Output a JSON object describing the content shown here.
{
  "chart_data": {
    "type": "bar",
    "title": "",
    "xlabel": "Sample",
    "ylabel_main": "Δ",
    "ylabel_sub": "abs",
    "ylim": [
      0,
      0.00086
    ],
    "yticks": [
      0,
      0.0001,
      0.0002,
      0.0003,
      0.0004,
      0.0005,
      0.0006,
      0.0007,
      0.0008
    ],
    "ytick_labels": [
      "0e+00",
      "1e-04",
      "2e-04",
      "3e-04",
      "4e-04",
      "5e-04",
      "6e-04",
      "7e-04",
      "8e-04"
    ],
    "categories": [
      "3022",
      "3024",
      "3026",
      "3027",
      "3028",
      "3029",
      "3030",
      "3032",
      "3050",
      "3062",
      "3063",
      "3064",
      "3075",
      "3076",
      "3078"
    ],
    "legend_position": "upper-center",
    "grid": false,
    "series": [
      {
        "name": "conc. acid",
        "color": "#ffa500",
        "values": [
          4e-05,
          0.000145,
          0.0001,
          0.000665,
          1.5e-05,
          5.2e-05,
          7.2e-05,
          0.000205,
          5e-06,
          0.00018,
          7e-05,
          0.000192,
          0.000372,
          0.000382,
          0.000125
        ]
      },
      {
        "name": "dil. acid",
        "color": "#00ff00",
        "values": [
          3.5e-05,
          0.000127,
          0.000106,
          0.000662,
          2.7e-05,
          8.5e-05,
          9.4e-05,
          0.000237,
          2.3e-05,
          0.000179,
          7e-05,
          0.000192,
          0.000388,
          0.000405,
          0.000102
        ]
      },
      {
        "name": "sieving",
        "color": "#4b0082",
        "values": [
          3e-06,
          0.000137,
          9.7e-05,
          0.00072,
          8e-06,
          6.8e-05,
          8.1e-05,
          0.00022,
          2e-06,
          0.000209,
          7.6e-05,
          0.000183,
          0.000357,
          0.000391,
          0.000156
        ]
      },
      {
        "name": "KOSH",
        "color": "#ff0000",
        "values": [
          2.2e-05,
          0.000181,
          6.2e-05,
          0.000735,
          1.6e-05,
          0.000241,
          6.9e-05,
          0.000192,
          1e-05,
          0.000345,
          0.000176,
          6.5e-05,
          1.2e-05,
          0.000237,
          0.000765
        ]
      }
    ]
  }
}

▶ EXERCISE OBJECTIVE
Print the listing above in its entirety, with every line exact.

▶ SOLVED PROBLEM
Output a JSON object describing the content shown here.
{
  "chart_data": {
    "type": "bar",
    "title": "",
    "xlabel": "Sample",
    "ylabel_main": "Δ",
    "ylabel_sub": "abs",
    "ylim": [
      0,
      0.00086
    ],
    "yticks": [
      0,
      0.0001,
      0.0002,
      0.0003,
      0.0004,
      0.0005,
      0.0006,
      0.0007,
      0.0008
    ],
    "ytick_labels": [
      "0e+00",
      "1e-04",
      "2e-04",
      "3e-04",
      "4e-04",
      "5e-04",
      "6e-04",
      "7e-04",
      "8e-04"
    ],
    "categories": [
      "3022",
      "3024",
      "3026",
      "3027",
      "3028",
      "3029",
      "3030",
      "3032",
      "3050",
      "3062",
      "3063",
      "3064",
      "3075",
      "3076",
      "3078"
    ],
    "legend_position": "upper-center",
    "grid": false,
    "series": [
      {
        "name": "conc. acid",
        "color": "#ffa500",
        "values": [
          4e-05,
          0.000145,
          0.0001,
          0.000665,
          1.5e-05,
          5.2e-05,
          7.2e-05,
          0.000205,
          5e-06,
          0.00018,
          7e-05,
          0.000192,
          0.000372,
          0.000382,
          0.000125
        ]
      },
      {
        "name": "dil. acid",
        "color": "#00ff00",
        "values": [
          3.5e-05,
          0.000127,
          0.000106,
          0.000662,
          2.7e-05,
          8.5e-05,
          9.4e-05,
          0.000237,
          2.3e-05,
          0.000179,
          7e-05,
          0.000192,
          0.000388,
          0.000405,
          0.000102
        ]
      },
      {
        "name": "sieving",
        "color": "#4b0082",
        "values": [
          3e-06,
          0.000137,
          9.7e-05,
          0.00072,
          8e-06,
          6.8e-05,
          8.1e-05,
          0.00022,
          2e-06,
          0.000209,
          7.6e-05,
          0.000183,
          0.000357,
          0.000391,
          0.000156
        ]
      },
      {
        "name": "KOSH",
        "color": "#ff0000",
        "values": [
          2.2e-05,
          0.000181,
          6.2e-05,
          0.000735,
          1.6e-05,
          0.000241,
          6.9e-05,
          0.000192,
          1e-05,
          0.000345,
          0.000176,
          6.5e-05,
          1.2e-05,
          0.000237,
          0.000765
        ]
      }
    ]
  }
}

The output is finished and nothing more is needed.